**WORK TO BE COMPLETED**
Filter this material down to the lines that hold "username", copying each one.

(Extracted records)
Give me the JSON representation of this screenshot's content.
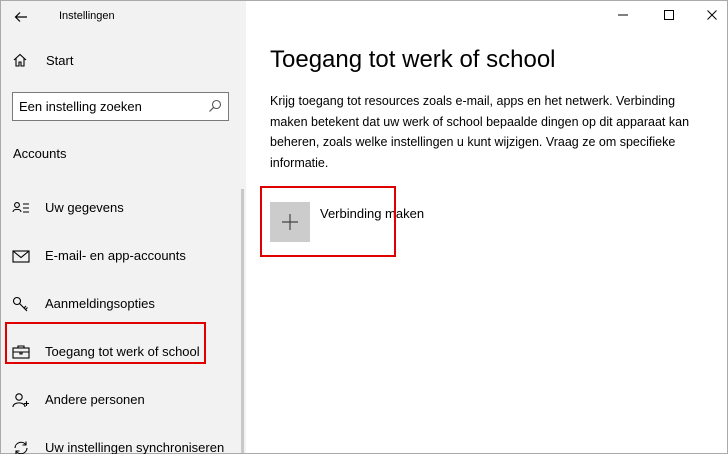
{
  "window": {
    "title": "Instellingen"
  },
  "sidebar": {
    "start_label": "Start",
    "search_placeholder": "Een instelling zoeken",
    "section_header": "Accounts",
    "items": [
      {
        "label": "Uw gegevens",
        "icon": "user-info-icon"
      },
      {
        "label": "E-mail- en app-accounts",
        "icon": "mail-icon"
      },
      {
        "label": "Aanmeldingsopties",
        "icon": "key-icon"
      },
      {
        "label": "Toegang tot werk of school",
        "icon": "briefcase-icon",
        "selected": true
      },
      {
        "label": "Andere personen",
        "icon": "person-add-icon"
      },
      {
        "label": "Uw instellingen synchroniseren",
        "icon": "sync-icon"
      }
    ]
  },
  "main": {
    "title": "Toegang tot werk of school",
    "description": "Krijg toegang tot resources zoals e-mail, apps en het netwerk. Verbinding maken betekent dat uw werk of school bepaalde dingen op dit apparaat kan beheren, zoals welke instellingen u kunt wijzigen. Vraag ze om specifieke informatie.",
    "connect_label": "Verbinding maken"
  },
  "colors": {
    "highlight": "#e00000",
    "sidebar_bg": "#f2f2f2",
    "tile_bg": "#cccccc"
  }
}
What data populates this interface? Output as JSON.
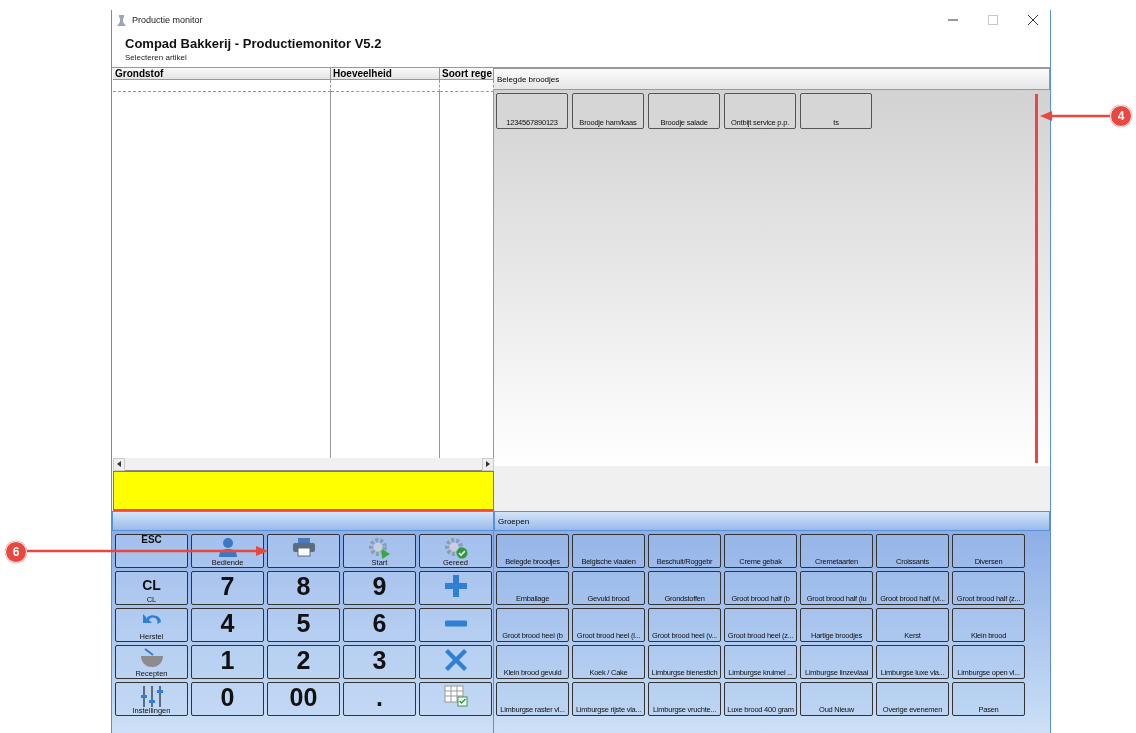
{
  "window": {
    "title": "Productie monitor",
    "controls": [
      {
        "kind": "minimize",
        "disabled": false
      },
      {
        "kind": "maximize",
        "disabled": true
      },
      {
        "kind": "close",
        "disabled": false
      }
    ]
  },
  "header": {
    "title": "Compad Bakkerij - Productiemonitor V5.2",
    "subtitle": "Selecteren artikel"
  },
  "table": {
    "columns": [
      "Grondstof",
      "Hoeveelheid",
      "Soort rege"
    ]
  },
  "articles": {
    "title": "Belegde broodjes",
    "items": [
      "1234567890123",
      "Broodje ham/kaas",
      "Broodje salade",
      "Ontbijt service p.p.",
      "ts"
    ]
  },
  "groups": {
    "title": "Groepen",
    "items": [
      "Belegde broodjes",
      "Belgische vlaaien",
      "Beschuit/Roggebr",
      "Creme gebak",
      "Cremetaarten",
      "Croissants",
      "Diversen",
      "Emballage",
      "Gevuld brood",
      "Grondstoffen",
      "Groot brood half (b",
      "Groot brood half (lu",
      "Groot brood half (vl...",
      "Groot brood half (z...",
      "Groot brood heel (b",
      "Groot brood heel (l...",
      "Groot brood heel (v...",
      "Groot brood heel (z...",
      "Hartige broodjes",
      "Kerst",
      "Klein brood",
      "Klein brood gevuld",
      "Koek / Cake",
      "Limburgse bienestich",
      "Limburgse kruimel ...",
      "Limburgse linzevlaai",
      "Limburgse luxe vla...",
      "Limburgse open vl...",
      "Limburgse raster vl...",
      "Limburgse rijste vla...",
      "Limburgse vruchte...",
      "Luxe brood 400 gram",
      "Oud  Nieuw",
      "Overige evenemen",
      "Pasen"
    ]
  },
  "keypad": [
    {
      "kind": "text",
      "big": "ESC"
    },
    {
      "kind": "user",
      "label": "Bediende"
    },
    {
      "kind": "printer"
    },
    {
      "kind": "start",
      "label": "Start"
    },
    {
      "kind": "done",
      "label": "Gereed"
    },
    {
      "kind": "text",
      "big": "CL",
      "label": "CL"
    },
    {
      "kind": "digit",
      "big": "7"
    },
    {
      "kind": "digit",
      "big": "8"
    },
    {
      "kind": "digit",
      "big": "9"
    },
    {
      "kind": "plus"
    },
    {
      "kind": "undo",
      "label": "Herstel"
    },
    {
      "kind": "digit",
      "big": "4"
    },
    {
      "kind": "digit",
      "big": "5"
    },
    {
      "kind": "digit",
      "big": "6"
    },
    {
      "kind": "minus"
    },
    {
      "kind": "mortar",
      "label": "Recepten"
    },
    {
      "kind": "digit",
      "big": "1"
    },
    {
      "kind": "digit",
      "big": "2"
    },
    {
      "kind": "digit",
      "big": "3"
    },
    {
      "kind": "times"
    },
    {
      "kind": "sliders",
      "label": "Instellingen"
    },
    {
      "kind": "digit",
      "big": "0"
    },
    {
      "kind": "digit",
      "big": "00"
    },
    {
      "kind": "digit",
      "big": "."
    },
    {
      "kind": "grid"
    }
  ],
  "annotations": [
    {
      "label": "4"
    },
    {
      "label": "6"
    }
  ]
}
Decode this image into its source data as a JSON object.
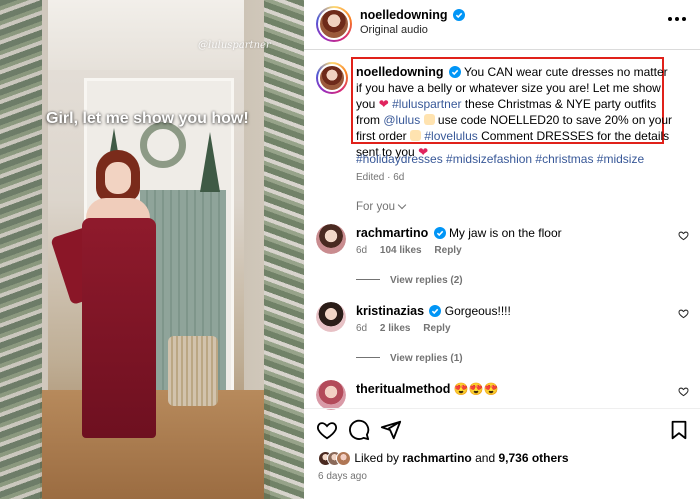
{
  "media": {
    "caption_overlay": "Girl, let me show you how!",
    "watermark": "@luluspartner"
  },
  "post_header": {
    "username": "noelledowning",
    "audio": "Original audio",
    "more_icon": "more-horizontal-icon"
  },
  "caption": {
    "username": "noelledowning",
    "part1": "You CAN wear cute dresses no matter if you have a belly or whatever size you are! Let me show you",
    "heart1": "❤",
    "mention1": "#luluspartner",
    "part2": "these Christmas & NYE party outfits from",
    "mention2": "@lulus",
    "part3": "use code NOELLED20 to save 20% on your first order",
    "mention3": "#lovelulus",
    "part4": "Comment DRESSES for the details sent to you",
    "heart2": "❤",
    "hashtags": "#holidaydresses #midsizefashion #christmas #midsize",
    "edited": "Edited · 6d"
  },
  "for_you": "For you",
  "comments": [
    {
      "username": "rachmartino",
      "verified": true,
      "text": "My jaw is on the floor",
      "age": "6d",
      "likes": "104 likes",
      "reply": "Reply",
      "view_replies": "View replies (2)"
    },
    {
      "username": "kristinazias",
      "verified": true,
      "text": "Gorgeous!!!!",
      "age": "6d",
      "likes": "2 likes",
      "reply": "Reply",
      "view_replies": "View replies (1)"
    },
    {
      "username": "theritualmethod",
      "verified": false,
      "text": "😍😍😍"
    }
  ],
  "actions": {
    "like": "heart-outline-icon",
    "comment": "comment-bubble-icon",
    "share": "paper-plane-icon",
    "save": "bookmark-icon"
  },
  "likes": {
    "prefix": "Liked by",
    "user": "rachmartino",
    "and": "and",
    "others": "9,736 others"
  },
  "date": "6 days ago",
  "colors": {
    "highlight_box": "#e0211a",
    "link": "#385898",
    "verified": "#0095f6",
    "heart": "#e0245e"
  }
}
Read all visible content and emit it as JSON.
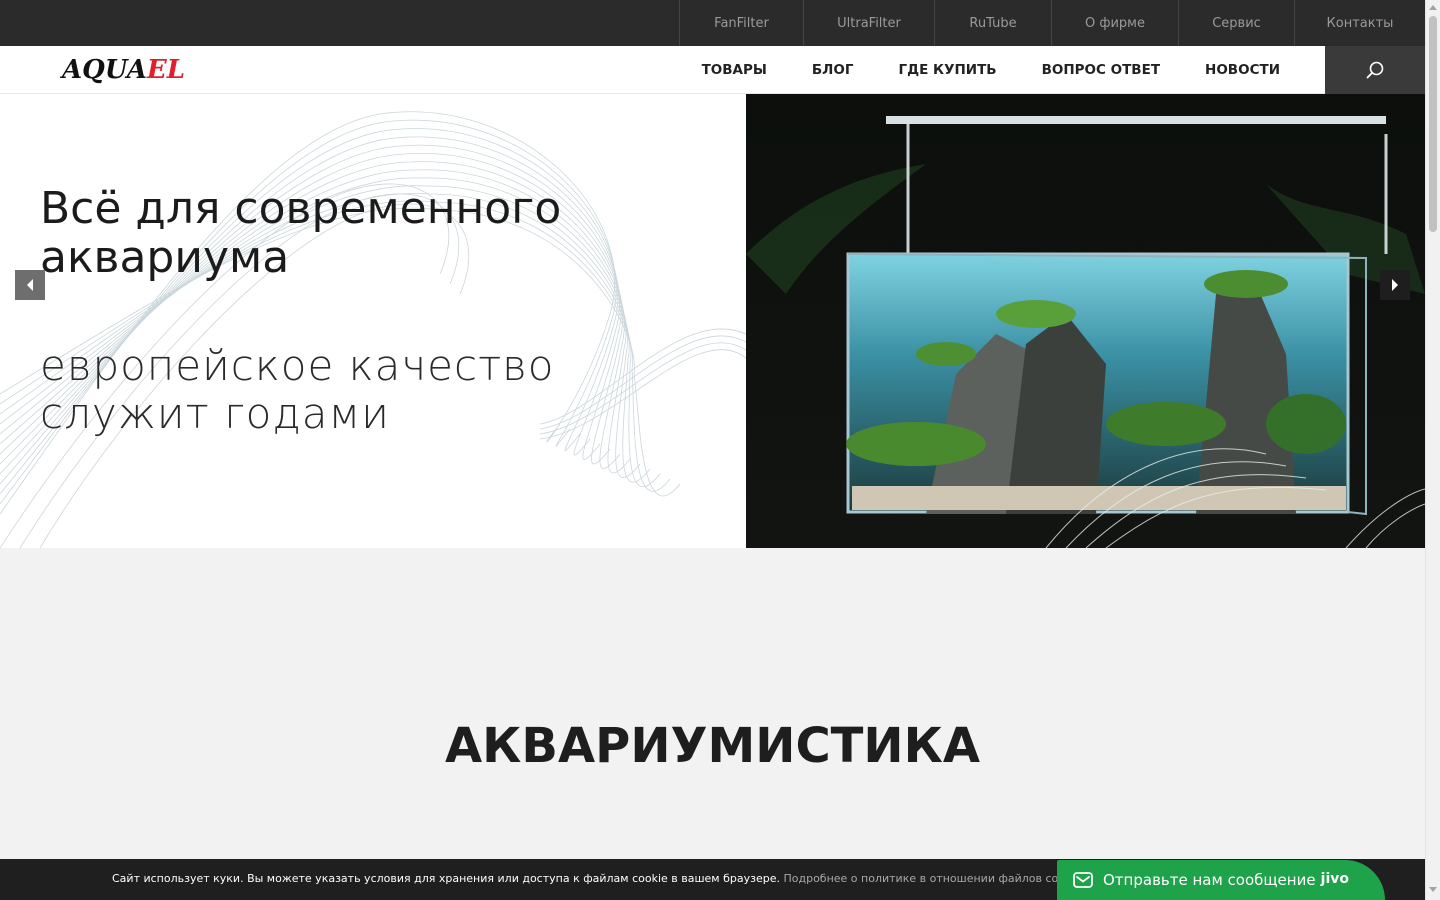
{
  "topbar": {
    "links": [
      {
        "label": "FanFilter"
      },
      {
        "label": "UltraFilter"
      },
      {
        "label": "RuTube"
      },
      {
        "label": "О фирме"
      },
      {
        "label": "Сервис"
      },
      {
        "label": "Контакты"
      }
    ]
  },
  "header": {
    "logo_part1": "AQUA",
    "logo_part2": "EL",
    "nav": [
      {
        "label": "ТОВАРЫ"
      },
      {
        "label": "БЛОГ"
      },
      {
        "label": "ГДЕ КУПИТЬ"
      },
      {
        "label": "ВОПРОС ОТВЕТ"
      },
      {
        "label": "НОВОСТИ"
      }
    ],
    "search_icon": "search-icon"
  },
  "hero": {
    "title": "Всё для современного аквариума",
    "subtitle": "европейское качество служит годами",
    "prev_icon": "chevron-left-icon",
    "next_icon": "chevron-right-icon"
  },
  "section": {
    "title": "АКВАРИУМИСТИКА"
  },
  "cookie": {
    "text": "Сайт использует куки. Вы можете указать условия для хранения или доступа к файлам cookie в вашем браузере.",
    "link": "Подробнее о политике в отношении файлов cookie"
  },
  "chat": {
    "label": "Отправьте нам сообщение",
    "brand": "jivo",
    "icon": "mail-icon",
    "color": "#1fa34a"
  },
  "colors": {
    "topbar": "#2b2b2b",
    "search_button": "#3a3a3a",
    "logo_accent": "#e1202b"
  }
}
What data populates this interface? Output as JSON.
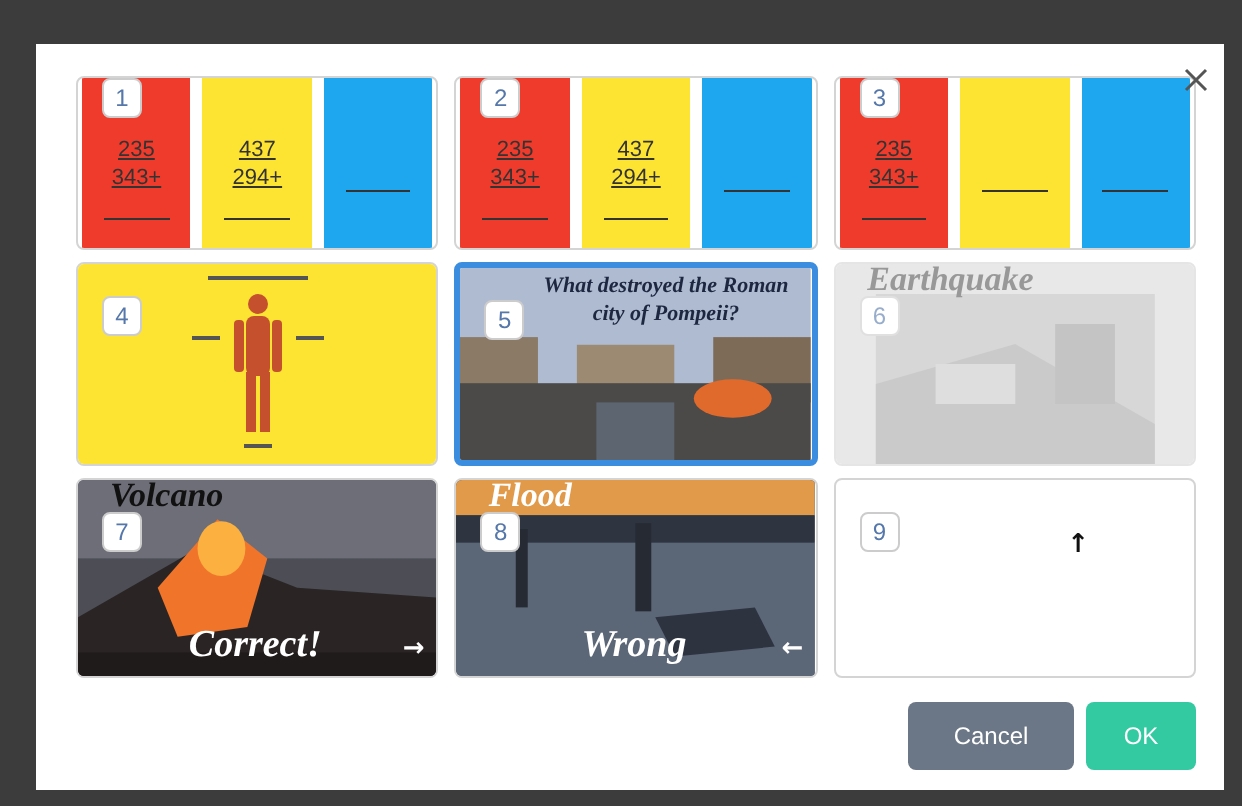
{
  "slides": [
    {
      "number": "1",
      "kind": "math",
      "selected": false,
      "faded": false,
      "columns": [
        {
          "color": "#ef3b2c",
          "lines": [
            "235",
            "343+"
          ]
        },
        {
          "color": "#fde332",
          "lines": [
            "437",
            "294+"
          ]
        },
        {
          "color": "#1ea7ee"
        }
      ]
    },
    {
      "number": "2",
      "kind": "math",
      "selected": false,
      "faded": false,
      "columns": [
        {
          "color": "#ef3b2c",
          "lines": [
            "235",
            "343+"
          ]
        },
        {
          "color": "#fde332",
          "lines": [
            "437",
            "294+"
          ]
        },
        {
          "color": "#1ea7ee"
        }
      ]
    },
    {
      "number": "3",
      "kind": "math",
      "selected": false,
      "faded": false,
      "columns": [
        {
          "color": "#ef3b2c",
          "lines": [
            "235",
            "343+"
          ]
        },
        {
          "color": "#fde332"
        },
        {
          "color": "#1ea7ee"
        }
      ]
    },
    {
      "number": "4",
      "kind": "body",
      "selected": false,
      "faded": false
    },
    {
      "number": "5",
      "selected": true,
      "faded": false,
      "title": "What destroyed the Roman city of Pompeii?"
    },
    {
      "number": "6",
      "selected": false,
      "faded": true,
      "heading": "Earthquake"
    },
    {
      "number": "7",
      "selected": false,
      "faded": false,
      "heading": "Volcano",
      "caption": "Correct!",
      "arrow": "→"
    },
    {
      "number": "8",
      "selected": false,
      "faded": false,
      "heading": "Flood",
      "caption": "Wrong",
      "arrow": "←"
    },
    {
      "number": "9",
      "kind": "blank",
      "selected": false,
      "faded": false,
      "arrow": "↑"
    }
  ],
  "buttons": [
    {
      "label": "Cancel",
      "kind": "secondary"
    },
    {
      "label": "OK",
      "kind": "primary"
    }
  ]
}
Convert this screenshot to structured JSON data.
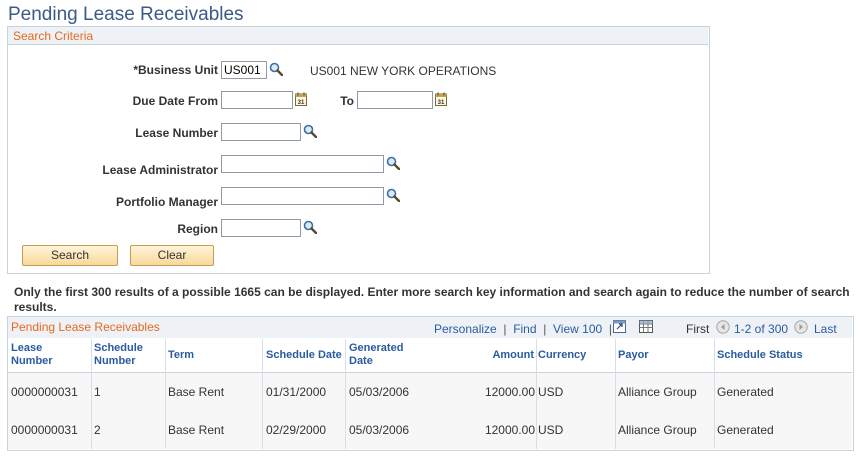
{
  "page": {
    "title": "Pending Lease Receivables"
  },
  "search_criteria": {
    "title": "Search Criteria",
    "business_unit": {
      "label": "*Business Unit",
      "value": "US001",
      "description": "US001 NEW YORK OPERATIONS"
    },
    "due_date_from": {
      "label": "Due Date From",
      "value": ""
    },
    "due_date_to": {
      "label": "To",
      "value": ""
    },
    "lease_number": {
      "label": "Lease Number",
      "value": ""
    },
    "lease_administrator": {
      "label": "Lease Administrator",
      "value": ""
    },
    "portfolio_manager": {
      "label": "Portfolio Manager",
      "value": ""
    },
    "region": {
      "label": "Region",
      "value": ""
    },
    "search_label": "Search",
    "clear_label": "Clear"
  },
  "message": "Only the first 300 results of a possible 1665 can be displayed. Enter more search key information and search again to reduce the number of search results.",
  "grid": {
    "title": "Pending Lease Receivables",
    "personalize": "Personalize",
    "find": "Find",
    "view100": "View 100",
    "first": "First",
    "range": "1-2 of 300",
    "last": "Last",
    "columns": {
      "lease_number": [
        "Lease",
        "Number"
      ],
      "schedule_number": [
        "Schedule",
        "Number"
      ],
      "term": "Term",
      "schedule_date": "Schedule Date",
      "generated_date": [
        "Generated",
        "Date"
      ],
      "amount": "Amount",
      "currency": "Currency",
      "payor": "Payor",
      "schedule_status": "Schedule Status"
    },
    "rows": [
      {
        "lease_number": "0000000031",
        "schedule_number": "1",
        "term": "Base Rent",
        "schedule_date": "01/31/2000",
        "generated_date": "05/03/2006",
        "amount": "12000.00",
        "currency": "USD",
        "payor": "Alliance Group",
        "schedule_status": "Generated"
      },
      {
        "lease_number": "0000000031",
        "schedule_number": "2",
        "term": "Base Rent",
        "schedule_date": "02/29/2000",
        "generated_date": "05/03/2006",
        "amount": "12000.00",
        "currency": "USD",
        "payor": "Alliance Group",
        "schedule_status": "Generated"
      }
    ]
  }
}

**THE COMPLETED TASK**
    "username": "noelledowning",
    "username": "noelledowning",
      "username": "rachmartino",
      "username": "kristinazias",
      "username": "theritualmethod",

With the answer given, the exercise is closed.